◆ Document section

IN THE DEAD OF WINTER, Amirah Mitchell planted tomatoes, peppers and eggplants on heat mats in her greenhouse. Not too long later come the mustard greens and garden peas. But the seeds she plants are the smallest aspects of the movement she is growing. For Mitchell, planting these tiny seeds are acts of resistance. From each plant, the next generation of seeds saved and shared. Each seed connects people to their land, their food, their culture, their nourishment and their independence.

Mitchell’s growing and distributing culturally-important heirlooms from the African diaspora in her business, Sistah Seeds. She’s starting with seeds because they’re essential to existence. “They’re the basis of our food system, the basis of our culture, the basis of the means by which our communities are able to become self-sufficient and self-sustaining,” she says. “Reconnecting the farmer and the seed is a really important way for our communities to become whole again.”

Mitchell, 29, has worked with plants for more than half of her life. She began as a teenager in Boston with a summer job that fit her love of being outdoors. Something clicked, and her interest in farming intensified over the next four growing seasons with the same youth program. Mitchell nurtured her connection to the land at urban farms in Boston and later Atlanta, but the nonprofits where she worked were not diverse. That’s what led her to Philadelphia.

◆ List of tasks
[1] In the passage about Amirah Mitchell, what is the name of her business?
[2] Repeat part of the passage about Amirah Mitchell word for word, starting at "Mitchell, 29, has" and ending at "her to Philadelphia.".
[3] Pick up the passage about Amirah Mitchell right after its final sentence and keep writing it.
The rows that come next are separate material, apart from the passage about Amirah Mitchell.

◆ Data section
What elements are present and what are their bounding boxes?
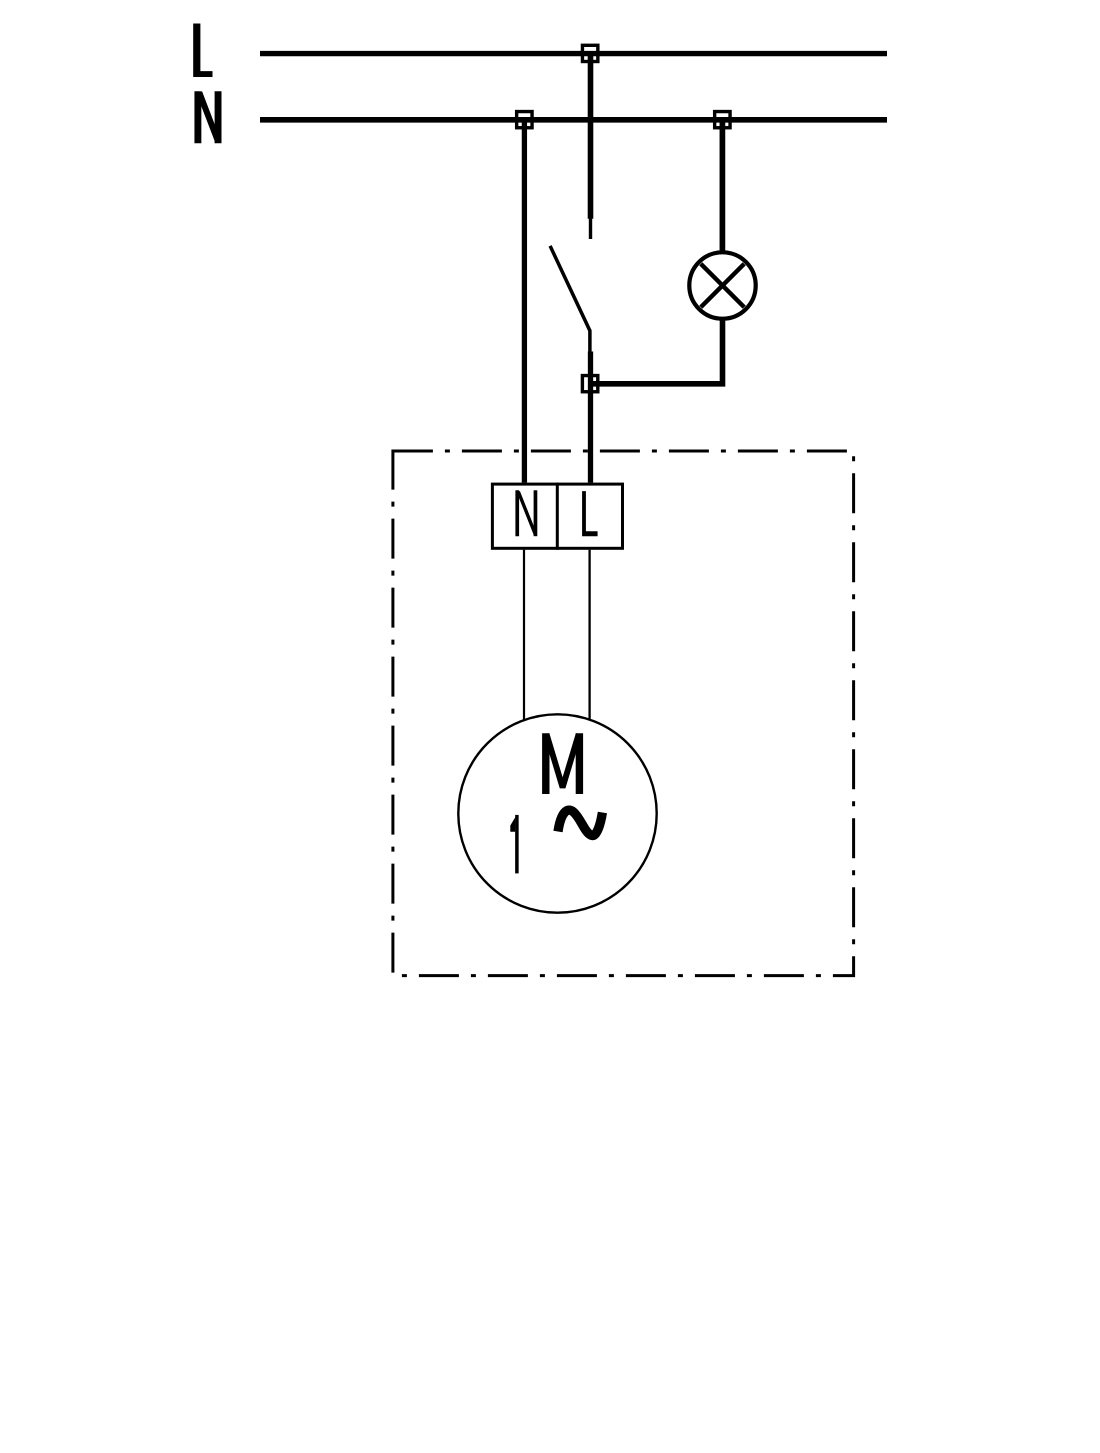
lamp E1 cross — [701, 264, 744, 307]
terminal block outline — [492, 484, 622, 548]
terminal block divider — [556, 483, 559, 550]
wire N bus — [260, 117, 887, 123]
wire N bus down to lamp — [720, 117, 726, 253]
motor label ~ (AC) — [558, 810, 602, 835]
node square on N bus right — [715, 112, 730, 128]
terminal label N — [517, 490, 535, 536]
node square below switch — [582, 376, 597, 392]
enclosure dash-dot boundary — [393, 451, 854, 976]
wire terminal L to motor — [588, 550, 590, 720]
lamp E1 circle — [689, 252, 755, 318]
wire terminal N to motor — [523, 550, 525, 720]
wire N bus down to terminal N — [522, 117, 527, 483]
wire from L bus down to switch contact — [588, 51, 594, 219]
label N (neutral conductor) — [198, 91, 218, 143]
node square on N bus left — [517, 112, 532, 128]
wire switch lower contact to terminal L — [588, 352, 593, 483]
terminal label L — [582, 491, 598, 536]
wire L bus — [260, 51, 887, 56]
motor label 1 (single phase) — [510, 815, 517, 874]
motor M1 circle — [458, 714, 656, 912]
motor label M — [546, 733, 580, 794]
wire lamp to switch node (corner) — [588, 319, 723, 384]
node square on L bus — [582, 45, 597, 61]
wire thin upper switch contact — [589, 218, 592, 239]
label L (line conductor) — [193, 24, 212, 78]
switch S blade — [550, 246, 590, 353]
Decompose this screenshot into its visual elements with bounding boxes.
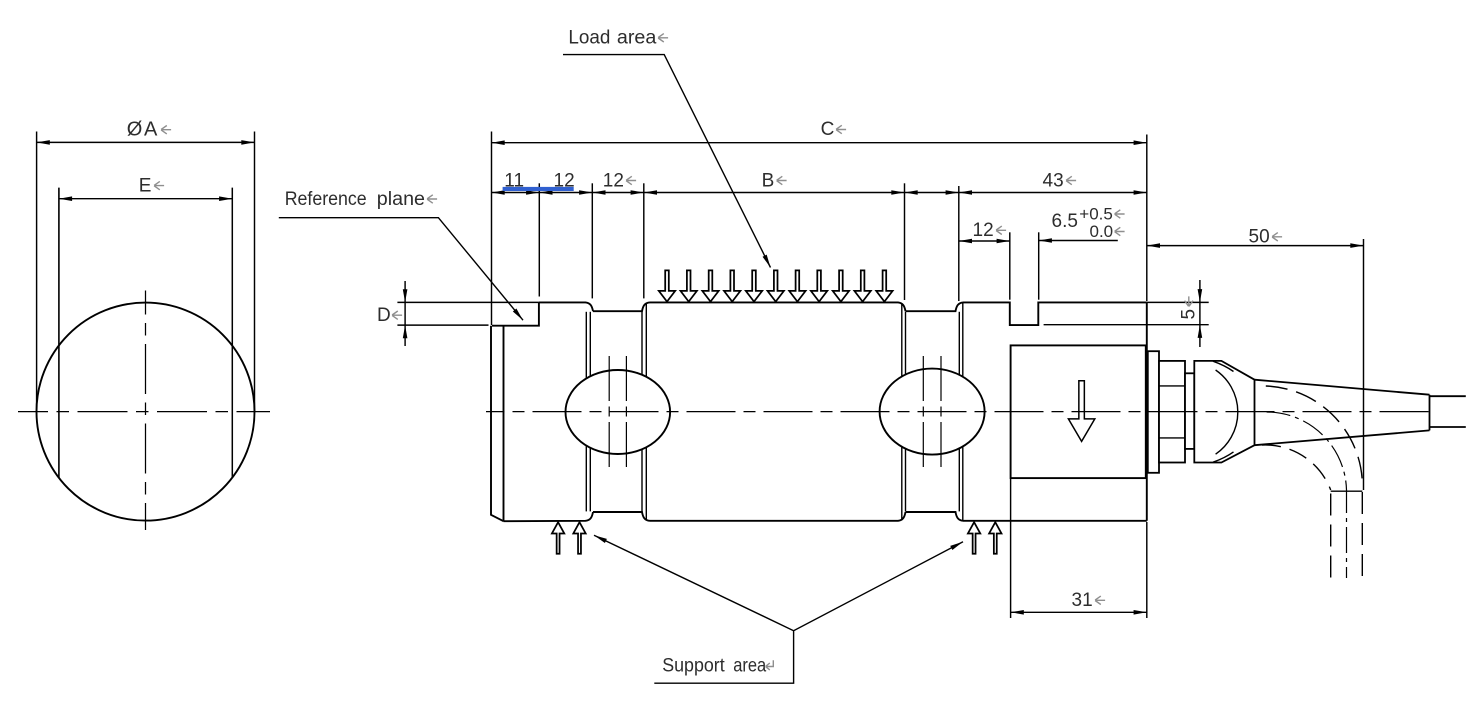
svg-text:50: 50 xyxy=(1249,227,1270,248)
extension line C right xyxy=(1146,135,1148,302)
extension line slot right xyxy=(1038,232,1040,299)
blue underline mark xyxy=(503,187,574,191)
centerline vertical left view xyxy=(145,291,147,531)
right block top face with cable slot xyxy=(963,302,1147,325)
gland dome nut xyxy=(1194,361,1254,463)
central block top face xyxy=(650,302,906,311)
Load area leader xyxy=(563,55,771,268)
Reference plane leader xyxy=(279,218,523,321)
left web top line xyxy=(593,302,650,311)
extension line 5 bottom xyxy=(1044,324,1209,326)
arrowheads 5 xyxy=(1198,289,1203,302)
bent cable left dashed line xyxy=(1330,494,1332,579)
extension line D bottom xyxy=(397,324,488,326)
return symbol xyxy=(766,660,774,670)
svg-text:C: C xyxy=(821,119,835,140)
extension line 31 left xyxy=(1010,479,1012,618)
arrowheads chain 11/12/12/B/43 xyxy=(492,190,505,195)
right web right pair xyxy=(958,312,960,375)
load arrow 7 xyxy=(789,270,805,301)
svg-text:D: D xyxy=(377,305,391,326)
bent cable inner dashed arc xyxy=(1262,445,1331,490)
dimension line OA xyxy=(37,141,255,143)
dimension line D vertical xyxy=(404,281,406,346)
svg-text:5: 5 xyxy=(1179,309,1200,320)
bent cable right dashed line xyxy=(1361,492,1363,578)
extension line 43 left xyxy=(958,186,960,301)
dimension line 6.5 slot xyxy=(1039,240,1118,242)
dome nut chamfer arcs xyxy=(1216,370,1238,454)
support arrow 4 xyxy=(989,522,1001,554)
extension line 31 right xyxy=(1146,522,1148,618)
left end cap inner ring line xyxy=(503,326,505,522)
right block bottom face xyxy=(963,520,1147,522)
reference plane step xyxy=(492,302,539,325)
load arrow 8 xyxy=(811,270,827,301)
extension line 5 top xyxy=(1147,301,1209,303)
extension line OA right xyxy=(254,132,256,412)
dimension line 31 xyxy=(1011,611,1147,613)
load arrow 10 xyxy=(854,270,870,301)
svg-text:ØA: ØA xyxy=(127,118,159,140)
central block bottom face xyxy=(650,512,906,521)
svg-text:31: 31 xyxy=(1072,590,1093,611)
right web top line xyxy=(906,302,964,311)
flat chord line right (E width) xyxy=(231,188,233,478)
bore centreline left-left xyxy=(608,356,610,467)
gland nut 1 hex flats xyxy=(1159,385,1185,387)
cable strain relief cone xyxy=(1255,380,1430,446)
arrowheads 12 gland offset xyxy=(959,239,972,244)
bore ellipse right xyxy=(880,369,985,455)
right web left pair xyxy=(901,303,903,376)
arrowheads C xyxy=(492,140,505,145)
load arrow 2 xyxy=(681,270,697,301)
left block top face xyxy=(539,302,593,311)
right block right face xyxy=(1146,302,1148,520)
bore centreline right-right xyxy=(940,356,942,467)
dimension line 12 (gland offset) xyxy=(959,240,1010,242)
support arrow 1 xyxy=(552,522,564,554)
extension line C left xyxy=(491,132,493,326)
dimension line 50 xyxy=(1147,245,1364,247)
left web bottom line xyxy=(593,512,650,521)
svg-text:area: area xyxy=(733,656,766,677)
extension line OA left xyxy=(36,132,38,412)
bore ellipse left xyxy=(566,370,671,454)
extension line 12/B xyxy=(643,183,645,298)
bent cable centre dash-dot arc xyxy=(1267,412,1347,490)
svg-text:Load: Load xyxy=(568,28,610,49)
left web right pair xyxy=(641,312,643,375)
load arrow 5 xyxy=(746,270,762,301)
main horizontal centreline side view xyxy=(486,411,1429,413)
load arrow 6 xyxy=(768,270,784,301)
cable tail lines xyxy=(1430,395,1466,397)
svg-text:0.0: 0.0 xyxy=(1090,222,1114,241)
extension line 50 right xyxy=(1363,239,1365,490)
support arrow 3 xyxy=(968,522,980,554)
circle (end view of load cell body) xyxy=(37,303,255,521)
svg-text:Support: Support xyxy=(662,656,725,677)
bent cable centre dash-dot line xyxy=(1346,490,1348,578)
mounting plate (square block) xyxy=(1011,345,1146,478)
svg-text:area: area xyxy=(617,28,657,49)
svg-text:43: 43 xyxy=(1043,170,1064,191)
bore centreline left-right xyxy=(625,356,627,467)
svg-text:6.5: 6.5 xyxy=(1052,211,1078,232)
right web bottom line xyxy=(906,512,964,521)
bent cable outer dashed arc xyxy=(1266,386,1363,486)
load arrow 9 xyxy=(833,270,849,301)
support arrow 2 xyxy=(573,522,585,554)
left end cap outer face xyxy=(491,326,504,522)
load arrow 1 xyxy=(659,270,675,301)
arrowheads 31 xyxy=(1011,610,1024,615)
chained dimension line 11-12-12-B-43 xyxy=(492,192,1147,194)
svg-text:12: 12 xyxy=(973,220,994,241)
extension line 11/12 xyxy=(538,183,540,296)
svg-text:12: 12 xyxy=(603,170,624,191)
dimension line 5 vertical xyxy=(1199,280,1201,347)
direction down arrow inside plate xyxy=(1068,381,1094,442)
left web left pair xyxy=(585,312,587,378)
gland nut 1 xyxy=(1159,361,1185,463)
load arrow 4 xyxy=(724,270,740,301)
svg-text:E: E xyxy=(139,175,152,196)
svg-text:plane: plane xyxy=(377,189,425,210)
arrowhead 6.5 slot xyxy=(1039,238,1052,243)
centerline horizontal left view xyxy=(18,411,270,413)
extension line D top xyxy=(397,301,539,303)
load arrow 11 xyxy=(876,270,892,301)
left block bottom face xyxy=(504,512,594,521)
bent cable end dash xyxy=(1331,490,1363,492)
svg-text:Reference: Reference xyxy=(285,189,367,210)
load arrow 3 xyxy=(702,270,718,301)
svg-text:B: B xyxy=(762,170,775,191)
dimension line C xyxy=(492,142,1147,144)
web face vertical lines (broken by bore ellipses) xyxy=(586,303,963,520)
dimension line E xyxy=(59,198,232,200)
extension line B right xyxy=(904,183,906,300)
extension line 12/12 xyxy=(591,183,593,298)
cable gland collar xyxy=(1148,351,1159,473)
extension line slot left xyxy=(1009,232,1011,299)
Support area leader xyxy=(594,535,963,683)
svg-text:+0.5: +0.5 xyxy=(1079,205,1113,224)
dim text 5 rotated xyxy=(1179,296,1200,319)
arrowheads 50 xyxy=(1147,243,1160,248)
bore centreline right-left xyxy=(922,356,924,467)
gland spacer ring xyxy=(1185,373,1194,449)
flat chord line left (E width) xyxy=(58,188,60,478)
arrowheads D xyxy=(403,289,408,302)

◆ The replies
[1] Sistah Seeds.

[2]
Mitchell, 29, has worked with plants for more than half of her life. She began as a teenager in Boston with a summer job that fit her love of being outdoors. Something clicked, and her interest in farming intensified over the next four growing seasons with the same youth program. Mitchell nurtured her connection to the land at urban farms in Boston and later Atlanta, but the nonprofits where she worked were not diverse. That’s what led her to Philadelphia.

[3]
“I was looking to leave Boston and to be in a place where I could farm among my community,” she says. “And so I came to Philadelphia because it does have such a rich community of Black and Brown farmers in the city and Black and Brown-led farming organizations.”

By the time she moved here in 2018, she had set her farming focus on seeds. “I saw a need for Black and Brown farmers to be served in that way,” she says. “There just simply are not a lot of seed companies run by people of color.”

In Philadelphia, Mitchell has grown, harvested and processed seeds at True Love Seeds, a farm offering culturally important and open-pollinated vegetable, herb, and flower seeds. She’s studying horticulture at Temple University. She developed a curriculum at Greens-grow Farms as its 2021 seed keeping resident. She’s also led workshops for Soul Fire Farm and Southern Exposure Seed Exchange.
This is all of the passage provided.